Made in Japan Fender Serials

Fender Japan serial numbers can usually be found on the back of the neck near the neck joint. Though examples also exist with the number on the headstock or the neck-plate in the case of certain early reissue models. Up until 1997, the serial was paired with the words "Made in Japan."

In 1982, Fender expanded operations with a series of instruments produced in Japan by the Fuji Gen Gakki company. Like the US serial numbers, MIJ (made in Japan) serials start with a letter or pair of letters that indicate the rough year of production. This system, however, is notoriously inconsistent and incomplete, which makes dating by serial number even less reliable for MIJ Fenders.

Here's a breakdown of serials for the "Made in Japan" era:

JV + 5 digits 1982 - 1984
SQ + 5 digits 1983 - 1984
E + 6 digits 1984 - 1987
A + 6 digits 1985 - 1986
B + 6 digits 1985 - 1986
C + 6 digits 1985 - 1986
F + 6 digits 1986 - 1987
G + 6 digits 1987 - 1988
H + 6 digits 1988 - 1989
I + 6 digits 1989 - 1990
J + 6 digits 1989 - 1990
K + 6 digits 1990 - 1991
J + 6 digits 1990 - 1991
K + 6 digits 1990 - 1991
L + 6 digits 1991 - 1992
M + 6 digits 1992 - 1993
N + 6 digits 1993 - 1994
O + 6 digits 1993 - 1994
P + 6 digits 1993 - 1994
Q + 6 digits 1993 - 1994
S + 6 digits 1994 - 1995
T + 6 digits 1994 - 1995
U + 6 digits 1995 - 1996
N + 5 digits 1995 - 1996
V + 6 digits 1996 - 1997

Crafted in Japan Serial Numbers

In 1997, Fender changed the "Made in Japan" decal to say "Crafted in Japan." There is some overlap with the earlier "MIJ" serials, so it's important to note if your instrument carries the "Made in Japan" or "Crafted in Japan" decal.

Here are the serial numbers for the "Crafted in Japan" or "CIJ" era:

A + 6 digits 1997 - 1998
O + 6 digits 1997 - 2000
P + 6 digits 1999 - 2002
Q + 6 digits 2002 - 2004
R + 6 digits 2004 - 2005
S + 6 digits 2006 - 2008
T + 6 digits 2007 - 2008

After 2007, Fender Japan switched back to marking Fenders as "Made in Japan" though for a few years instruments with both decals were made. Serial numbers since this transition have continued the same sequence as the "CIJ" era.

Made in Mexico Fender Serials

Fender opened a factory in Ensenada, Mexico in the late '80s and instruments started coming off the line in 1990. Mexican-made (MIM) Fenders carry a serial number on the headstock starting with an M. Some exceptions include a handful of special editions and signature models as well as the split US/Mexican-made California series which all have a "AMXN" at the beginning of their serials.

The MIM serial number scheme is actually very straight-forward. For Mexican Fenders made in the 1990s, the serial will start with an MN followed by a number that indicates the year of the decade. Instruments made in the 2000s follow the same form but start with MZ. For the 2010s, the prefix is MX1. For example, a serial number starting with MN2 would be 1992.

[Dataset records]
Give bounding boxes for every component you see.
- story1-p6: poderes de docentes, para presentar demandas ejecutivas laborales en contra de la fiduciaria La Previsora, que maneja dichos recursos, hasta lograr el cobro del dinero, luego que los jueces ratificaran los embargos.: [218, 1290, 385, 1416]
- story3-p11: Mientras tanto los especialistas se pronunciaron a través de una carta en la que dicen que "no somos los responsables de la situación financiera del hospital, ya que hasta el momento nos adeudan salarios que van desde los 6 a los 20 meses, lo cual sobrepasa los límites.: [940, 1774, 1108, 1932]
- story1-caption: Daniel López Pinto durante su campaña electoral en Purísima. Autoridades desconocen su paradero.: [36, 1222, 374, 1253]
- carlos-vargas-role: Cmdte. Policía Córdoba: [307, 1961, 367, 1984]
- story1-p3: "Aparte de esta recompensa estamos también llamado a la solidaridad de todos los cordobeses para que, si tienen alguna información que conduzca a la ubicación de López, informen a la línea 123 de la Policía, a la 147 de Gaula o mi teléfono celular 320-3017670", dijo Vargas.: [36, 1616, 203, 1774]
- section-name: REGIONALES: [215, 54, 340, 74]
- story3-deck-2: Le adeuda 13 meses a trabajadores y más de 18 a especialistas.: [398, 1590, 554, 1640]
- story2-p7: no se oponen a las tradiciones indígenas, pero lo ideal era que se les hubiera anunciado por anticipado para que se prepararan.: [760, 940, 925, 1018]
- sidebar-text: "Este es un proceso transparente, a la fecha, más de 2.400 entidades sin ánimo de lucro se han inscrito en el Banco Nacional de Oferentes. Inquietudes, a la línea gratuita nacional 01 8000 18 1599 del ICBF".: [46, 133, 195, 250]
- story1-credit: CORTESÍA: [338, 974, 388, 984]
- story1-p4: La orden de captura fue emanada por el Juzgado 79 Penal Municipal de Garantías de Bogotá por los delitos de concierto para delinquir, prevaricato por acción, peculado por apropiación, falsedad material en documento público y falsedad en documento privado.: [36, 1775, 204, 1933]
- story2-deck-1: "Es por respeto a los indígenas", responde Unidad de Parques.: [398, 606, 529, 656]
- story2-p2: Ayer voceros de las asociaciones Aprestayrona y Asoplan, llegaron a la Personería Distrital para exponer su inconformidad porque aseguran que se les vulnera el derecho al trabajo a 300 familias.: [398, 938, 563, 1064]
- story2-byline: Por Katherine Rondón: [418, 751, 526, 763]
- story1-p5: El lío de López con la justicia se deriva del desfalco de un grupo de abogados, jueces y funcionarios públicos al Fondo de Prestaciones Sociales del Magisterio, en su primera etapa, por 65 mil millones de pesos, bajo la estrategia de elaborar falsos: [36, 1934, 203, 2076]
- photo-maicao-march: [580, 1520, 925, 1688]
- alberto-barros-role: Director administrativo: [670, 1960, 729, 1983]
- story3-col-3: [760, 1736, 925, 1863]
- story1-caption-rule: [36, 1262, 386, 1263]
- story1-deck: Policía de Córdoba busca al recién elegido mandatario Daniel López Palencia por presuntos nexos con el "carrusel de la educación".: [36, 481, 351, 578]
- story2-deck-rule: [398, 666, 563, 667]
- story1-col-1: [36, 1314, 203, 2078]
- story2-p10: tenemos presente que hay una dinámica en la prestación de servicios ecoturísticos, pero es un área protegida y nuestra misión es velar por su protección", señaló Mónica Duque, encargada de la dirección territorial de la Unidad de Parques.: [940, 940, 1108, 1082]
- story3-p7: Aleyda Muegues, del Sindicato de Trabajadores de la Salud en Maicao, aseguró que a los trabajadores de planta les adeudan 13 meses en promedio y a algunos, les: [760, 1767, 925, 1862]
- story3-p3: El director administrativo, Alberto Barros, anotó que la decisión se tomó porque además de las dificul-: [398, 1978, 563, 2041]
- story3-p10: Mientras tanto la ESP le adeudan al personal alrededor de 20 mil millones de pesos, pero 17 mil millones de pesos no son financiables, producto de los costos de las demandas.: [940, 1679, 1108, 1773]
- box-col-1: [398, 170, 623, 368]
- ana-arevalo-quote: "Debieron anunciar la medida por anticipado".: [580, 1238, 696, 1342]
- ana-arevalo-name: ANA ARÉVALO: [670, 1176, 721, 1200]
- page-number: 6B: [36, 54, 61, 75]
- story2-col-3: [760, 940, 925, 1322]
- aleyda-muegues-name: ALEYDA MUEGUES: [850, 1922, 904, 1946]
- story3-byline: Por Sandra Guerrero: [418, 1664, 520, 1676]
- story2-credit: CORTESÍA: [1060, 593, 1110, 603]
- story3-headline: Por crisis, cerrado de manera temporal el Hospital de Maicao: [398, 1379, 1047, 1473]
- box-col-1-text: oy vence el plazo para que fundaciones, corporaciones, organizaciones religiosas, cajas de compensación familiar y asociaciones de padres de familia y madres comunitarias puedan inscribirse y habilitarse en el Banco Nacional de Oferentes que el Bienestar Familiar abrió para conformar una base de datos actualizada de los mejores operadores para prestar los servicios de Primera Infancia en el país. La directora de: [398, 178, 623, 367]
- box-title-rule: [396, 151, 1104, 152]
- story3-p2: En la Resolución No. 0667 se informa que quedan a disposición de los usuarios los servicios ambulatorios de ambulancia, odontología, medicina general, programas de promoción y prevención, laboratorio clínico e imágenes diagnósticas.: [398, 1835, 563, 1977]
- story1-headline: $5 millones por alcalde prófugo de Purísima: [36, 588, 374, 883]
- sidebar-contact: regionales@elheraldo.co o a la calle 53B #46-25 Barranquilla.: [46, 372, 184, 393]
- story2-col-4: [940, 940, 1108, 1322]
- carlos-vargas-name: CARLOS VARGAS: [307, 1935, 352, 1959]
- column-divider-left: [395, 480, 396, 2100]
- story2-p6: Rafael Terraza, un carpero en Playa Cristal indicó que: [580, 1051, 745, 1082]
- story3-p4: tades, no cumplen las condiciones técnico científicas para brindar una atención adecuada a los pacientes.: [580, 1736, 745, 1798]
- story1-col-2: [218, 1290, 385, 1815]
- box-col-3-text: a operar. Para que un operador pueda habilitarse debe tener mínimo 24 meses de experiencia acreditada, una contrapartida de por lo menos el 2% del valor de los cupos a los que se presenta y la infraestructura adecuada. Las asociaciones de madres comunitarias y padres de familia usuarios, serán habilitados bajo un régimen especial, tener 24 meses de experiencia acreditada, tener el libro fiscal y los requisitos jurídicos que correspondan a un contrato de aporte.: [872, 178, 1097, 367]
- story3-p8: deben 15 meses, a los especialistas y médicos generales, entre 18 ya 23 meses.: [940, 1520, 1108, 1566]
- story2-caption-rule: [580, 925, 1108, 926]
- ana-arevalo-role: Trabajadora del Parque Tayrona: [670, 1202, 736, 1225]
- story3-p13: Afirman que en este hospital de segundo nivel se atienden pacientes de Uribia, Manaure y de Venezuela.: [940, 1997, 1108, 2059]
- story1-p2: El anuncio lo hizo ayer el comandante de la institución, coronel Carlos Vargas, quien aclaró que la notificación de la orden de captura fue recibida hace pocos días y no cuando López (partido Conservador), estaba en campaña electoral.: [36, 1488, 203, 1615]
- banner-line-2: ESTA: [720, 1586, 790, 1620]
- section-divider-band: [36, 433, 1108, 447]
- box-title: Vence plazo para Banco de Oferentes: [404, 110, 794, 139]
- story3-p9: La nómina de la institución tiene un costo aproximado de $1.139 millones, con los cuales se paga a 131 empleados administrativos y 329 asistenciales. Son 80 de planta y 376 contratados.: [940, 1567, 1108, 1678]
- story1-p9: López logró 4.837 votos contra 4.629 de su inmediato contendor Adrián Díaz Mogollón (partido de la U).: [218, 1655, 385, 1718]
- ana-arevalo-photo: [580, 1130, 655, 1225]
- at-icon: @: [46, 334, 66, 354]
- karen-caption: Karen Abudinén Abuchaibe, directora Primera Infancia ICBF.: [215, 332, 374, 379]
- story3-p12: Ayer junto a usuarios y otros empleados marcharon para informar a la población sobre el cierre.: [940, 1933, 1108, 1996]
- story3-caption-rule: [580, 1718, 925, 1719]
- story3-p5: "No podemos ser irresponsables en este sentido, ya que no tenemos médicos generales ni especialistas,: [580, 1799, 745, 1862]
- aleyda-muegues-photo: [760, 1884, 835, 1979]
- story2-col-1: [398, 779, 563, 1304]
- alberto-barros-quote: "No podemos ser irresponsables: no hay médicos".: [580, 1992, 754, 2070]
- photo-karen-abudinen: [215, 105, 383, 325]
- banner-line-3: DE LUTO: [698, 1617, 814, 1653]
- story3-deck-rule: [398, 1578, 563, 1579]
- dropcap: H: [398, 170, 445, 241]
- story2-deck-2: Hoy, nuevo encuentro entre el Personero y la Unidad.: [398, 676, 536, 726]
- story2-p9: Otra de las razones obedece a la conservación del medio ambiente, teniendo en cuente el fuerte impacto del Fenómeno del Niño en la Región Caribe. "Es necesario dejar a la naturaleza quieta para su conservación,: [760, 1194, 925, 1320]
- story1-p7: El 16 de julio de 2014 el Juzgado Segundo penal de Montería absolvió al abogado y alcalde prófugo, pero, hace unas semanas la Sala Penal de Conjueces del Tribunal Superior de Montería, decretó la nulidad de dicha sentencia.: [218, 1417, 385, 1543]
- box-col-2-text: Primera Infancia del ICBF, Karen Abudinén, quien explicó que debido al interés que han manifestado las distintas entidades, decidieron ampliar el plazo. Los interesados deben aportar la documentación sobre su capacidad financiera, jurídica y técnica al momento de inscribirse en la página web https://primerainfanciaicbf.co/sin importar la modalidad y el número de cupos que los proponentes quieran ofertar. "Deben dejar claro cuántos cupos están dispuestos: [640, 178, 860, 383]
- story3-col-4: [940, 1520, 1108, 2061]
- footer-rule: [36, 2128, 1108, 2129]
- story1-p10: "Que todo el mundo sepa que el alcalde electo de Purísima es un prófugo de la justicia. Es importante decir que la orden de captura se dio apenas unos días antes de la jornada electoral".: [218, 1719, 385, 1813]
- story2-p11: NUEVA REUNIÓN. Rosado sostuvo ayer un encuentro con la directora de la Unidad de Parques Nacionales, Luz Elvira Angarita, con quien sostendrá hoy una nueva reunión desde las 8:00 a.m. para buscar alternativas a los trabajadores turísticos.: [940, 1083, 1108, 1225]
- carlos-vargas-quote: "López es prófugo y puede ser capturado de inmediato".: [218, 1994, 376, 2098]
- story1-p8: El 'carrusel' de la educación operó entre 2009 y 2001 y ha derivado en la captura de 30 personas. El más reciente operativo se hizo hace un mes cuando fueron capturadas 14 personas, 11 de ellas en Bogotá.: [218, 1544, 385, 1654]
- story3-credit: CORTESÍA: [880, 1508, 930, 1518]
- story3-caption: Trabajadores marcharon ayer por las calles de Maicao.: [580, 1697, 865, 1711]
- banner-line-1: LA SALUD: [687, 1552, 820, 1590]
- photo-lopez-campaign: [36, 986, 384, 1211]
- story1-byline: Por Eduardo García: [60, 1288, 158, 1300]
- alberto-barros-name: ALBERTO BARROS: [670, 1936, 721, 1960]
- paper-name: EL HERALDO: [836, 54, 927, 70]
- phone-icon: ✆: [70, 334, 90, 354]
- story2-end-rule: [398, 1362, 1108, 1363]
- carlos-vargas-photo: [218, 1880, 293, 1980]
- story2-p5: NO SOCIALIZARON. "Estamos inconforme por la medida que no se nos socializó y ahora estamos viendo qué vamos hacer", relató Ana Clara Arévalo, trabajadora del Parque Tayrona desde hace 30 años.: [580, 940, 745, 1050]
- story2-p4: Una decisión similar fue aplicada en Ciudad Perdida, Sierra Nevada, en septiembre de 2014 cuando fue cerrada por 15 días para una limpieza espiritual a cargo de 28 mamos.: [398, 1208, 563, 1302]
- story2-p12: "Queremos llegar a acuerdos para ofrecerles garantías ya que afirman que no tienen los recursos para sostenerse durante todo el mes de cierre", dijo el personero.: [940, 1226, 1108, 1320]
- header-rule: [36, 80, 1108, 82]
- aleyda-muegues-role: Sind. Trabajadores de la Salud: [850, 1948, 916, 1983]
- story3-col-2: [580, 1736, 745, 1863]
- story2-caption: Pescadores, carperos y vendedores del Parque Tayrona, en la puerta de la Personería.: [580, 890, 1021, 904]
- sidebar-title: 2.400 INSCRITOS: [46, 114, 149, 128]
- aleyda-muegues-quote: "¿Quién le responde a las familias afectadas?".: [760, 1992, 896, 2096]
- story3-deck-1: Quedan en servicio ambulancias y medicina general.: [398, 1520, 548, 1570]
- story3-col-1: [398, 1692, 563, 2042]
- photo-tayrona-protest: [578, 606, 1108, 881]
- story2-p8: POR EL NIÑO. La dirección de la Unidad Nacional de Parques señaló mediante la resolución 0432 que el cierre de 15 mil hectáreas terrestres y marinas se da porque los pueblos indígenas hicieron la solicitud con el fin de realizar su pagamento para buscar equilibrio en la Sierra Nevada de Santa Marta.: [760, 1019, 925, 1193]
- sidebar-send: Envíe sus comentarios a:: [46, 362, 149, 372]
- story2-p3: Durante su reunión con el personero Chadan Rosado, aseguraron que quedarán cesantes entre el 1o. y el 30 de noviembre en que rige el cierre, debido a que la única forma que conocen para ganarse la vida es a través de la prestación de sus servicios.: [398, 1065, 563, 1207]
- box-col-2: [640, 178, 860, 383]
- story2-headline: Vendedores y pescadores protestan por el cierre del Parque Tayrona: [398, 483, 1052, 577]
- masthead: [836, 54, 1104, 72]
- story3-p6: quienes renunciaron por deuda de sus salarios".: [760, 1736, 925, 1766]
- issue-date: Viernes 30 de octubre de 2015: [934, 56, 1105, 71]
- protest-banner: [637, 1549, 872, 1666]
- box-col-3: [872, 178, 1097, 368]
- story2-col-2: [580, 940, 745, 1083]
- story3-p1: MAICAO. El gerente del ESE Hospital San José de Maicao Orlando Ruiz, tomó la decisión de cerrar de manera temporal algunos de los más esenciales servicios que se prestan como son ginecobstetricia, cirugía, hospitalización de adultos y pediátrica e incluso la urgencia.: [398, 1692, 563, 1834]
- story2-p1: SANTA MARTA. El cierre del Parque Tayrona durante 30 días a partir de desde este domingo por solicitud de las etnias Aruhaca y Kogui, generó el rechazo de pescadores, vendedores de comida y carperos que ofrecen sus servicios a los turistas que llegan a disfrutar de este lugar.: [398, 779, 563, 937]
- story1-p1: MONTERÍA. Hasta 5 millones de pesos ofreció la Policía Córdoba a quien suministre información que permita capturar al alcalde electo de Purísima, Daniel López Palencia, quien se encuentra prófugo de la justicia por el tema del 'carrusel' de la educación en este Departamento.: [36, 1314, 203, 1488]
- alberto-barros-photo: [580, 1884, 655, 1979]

Task 1:
Answer these questions using the Fender serial number guide:
(a) Which company produced the instruments Fender began making in Japan in 1982?
(b) In what year did Fender change the decal to read "Crafted in Japan"?
(c) In what city is Fender's Mexican factory?
Task 2:
From the Fender serial number guide, list every serial prefix in the "Crafted in Japan" table, each with its years of production.
Task 3:
From the Fender serial number guide, retype the stretch from "After 2007, Fender" through "of their serials.".

Final answer 1:
(a) Fuji Gen Gakki
(b) 1997
(c) Ensenada

Final answer 2:
- A: 1997 - 1998
- O: 1997 - 2000
- P: 1999 - 2002
- Q: 2002 - 2004
- R: 2004 - 2005
- S: 2006 - 2008
- T: 2007 - 2008

Final answer 3:
After 2007, Fender Japan switched back to marking Fenders as "Made in Japan" though for a few years instruments with both decals were made. Serial numbers since this transition have continued the same sequence as the "CIJ" era.

Made in Mexico Fender Serials

Fender opened a factory in Ensenada, Mexico in the late '80s and instruments started coming off the line in 1990. Mexican-made (MIM) Fenders carry a serial number on the headstock starting with an M. Some exceptions include a handful of special editions and signature models as well as the split US/Mexican-made California series which all have a "AMXN" at the beginning of their serials.